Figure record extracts
>> BEGIN

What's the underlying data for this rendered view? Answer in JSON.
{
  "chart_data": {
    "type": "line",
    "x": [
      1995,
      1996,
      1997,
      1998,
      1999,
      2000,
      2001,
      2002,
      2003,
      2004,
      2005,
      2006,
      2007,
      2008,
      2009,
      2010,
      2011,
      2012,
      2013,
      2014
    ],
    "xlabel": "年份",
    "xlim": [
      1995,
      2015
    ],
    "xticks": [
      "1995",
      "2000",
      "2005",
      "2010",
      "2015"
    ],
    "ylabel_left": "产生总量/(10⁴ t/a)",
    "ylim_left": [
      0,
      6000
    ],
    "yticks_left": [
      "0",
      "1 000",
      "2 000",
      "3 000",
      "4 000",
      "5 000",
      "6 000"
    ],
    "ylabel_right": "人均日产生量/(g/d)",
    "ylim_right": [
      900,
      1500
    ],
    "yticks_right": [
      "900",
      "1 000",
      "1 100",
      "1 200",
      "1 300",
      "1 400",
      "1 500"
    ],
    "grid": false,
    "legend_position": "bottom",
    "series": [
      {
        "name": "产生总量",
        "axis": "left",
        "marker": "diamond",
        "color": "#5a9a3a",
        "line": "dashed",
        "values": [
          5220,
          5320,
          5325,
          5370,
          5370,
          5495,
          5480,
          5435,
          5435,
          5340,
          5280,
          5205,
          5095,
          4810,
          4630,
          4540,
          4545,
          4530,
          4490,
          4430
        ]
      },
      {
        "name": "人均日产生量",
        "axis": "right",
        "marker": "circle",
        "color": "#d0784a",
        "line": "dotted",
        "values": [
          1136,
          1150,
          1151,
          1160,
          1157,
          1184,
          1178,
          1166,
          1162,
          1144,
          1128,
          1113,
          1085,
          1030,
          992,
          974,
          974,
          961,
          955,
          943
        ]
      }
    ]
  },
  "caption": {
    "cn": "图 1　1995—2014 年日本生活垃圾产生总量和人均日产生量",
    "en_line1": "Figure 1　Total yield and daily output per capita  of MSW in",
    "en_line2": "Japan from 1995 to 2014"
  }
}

>> END

▶ [What you are asked to do]: Your task is to repeat the data exactly; please include every line.

▶ [Problem solution]:
What's the underlying data for this rendered view? Answer in JSON.
{
  "chart_data": {
    "type": "line",
    "x": [
      1995,
      1996,
      1997,
      1998,
      1999,
      2000,
      2001,
      2002,
      2003,
      2004,
      2005,
      2006,
      2007,
      2008,
      2009,
      2010,
      2011,
      2012,
      2013,
      2014
    ],
    "xlabel": "年份",
    "xlim": [
      1995,
      2015
    ],
    "xticks": [
      "1995",
      "2000",
      "2005",
      "2010",
      "2015"
    ],
    "ylabel_left": "产生总量/(10⁴ t/a)",
    "ylim_left": [
      0,
      6000
    ],
    "yticks_left": [
      "0",
      "1 000",
      "2 000",
      "3 000",
      "4 000",
      "5 000",
      "6 000"
    ],
    "ylabel_right": "人均日产生量/(g/d)",
    "ylim_right": [
      900,
      1500
    ],
    "yticks_right": [
      "900",
      "1 000",
      "1 100",
      "1 200",
      "1 300",
      "1 400",
      "1 500"
    ],
    "grid": false,
    "legend_position": "bottom",
    "series": [
      {
        "name": "产生总量",
        "axis": "left",
        "marker": "diamond",
        "color": "#5a9a3a",
        "line": "dashed",
        "values": [
          5220,
          5320,
          5325,
          5370,
          5370,
          5495,
          5480,
          5435,
          5435,
          5340,
          5280,
          5205,
          5095,
          4810,
          4630,
          4540,
          4545,
          4530,
          4490,
          4430
        ]
      },
      {
        "name": "人均日产生量",
        "axis": "right",
        "marker": "circle",
        "color": "#d0784a",
        "line": "dotted",
        "values": [
          1136,
          1150,
          1151,
          1160,
          1157,
          1184,
          1178,
          1166,
          1162,
          1144,
          1128,
          1113,
          1085,
          1030,
          992,
          974,
          974,
          961,
          955,
          943
        ]
      }
    ]
  },
  "caption": {
    "cn": "图 1　1995—2014 年日本生活垃圾产生总量和人均日产生量",
    "en_line1": "Figure 1　Total yield and daily output per capita  of MSW in",
    "en_line2": "Japan from 1995 to 2014"
  }
}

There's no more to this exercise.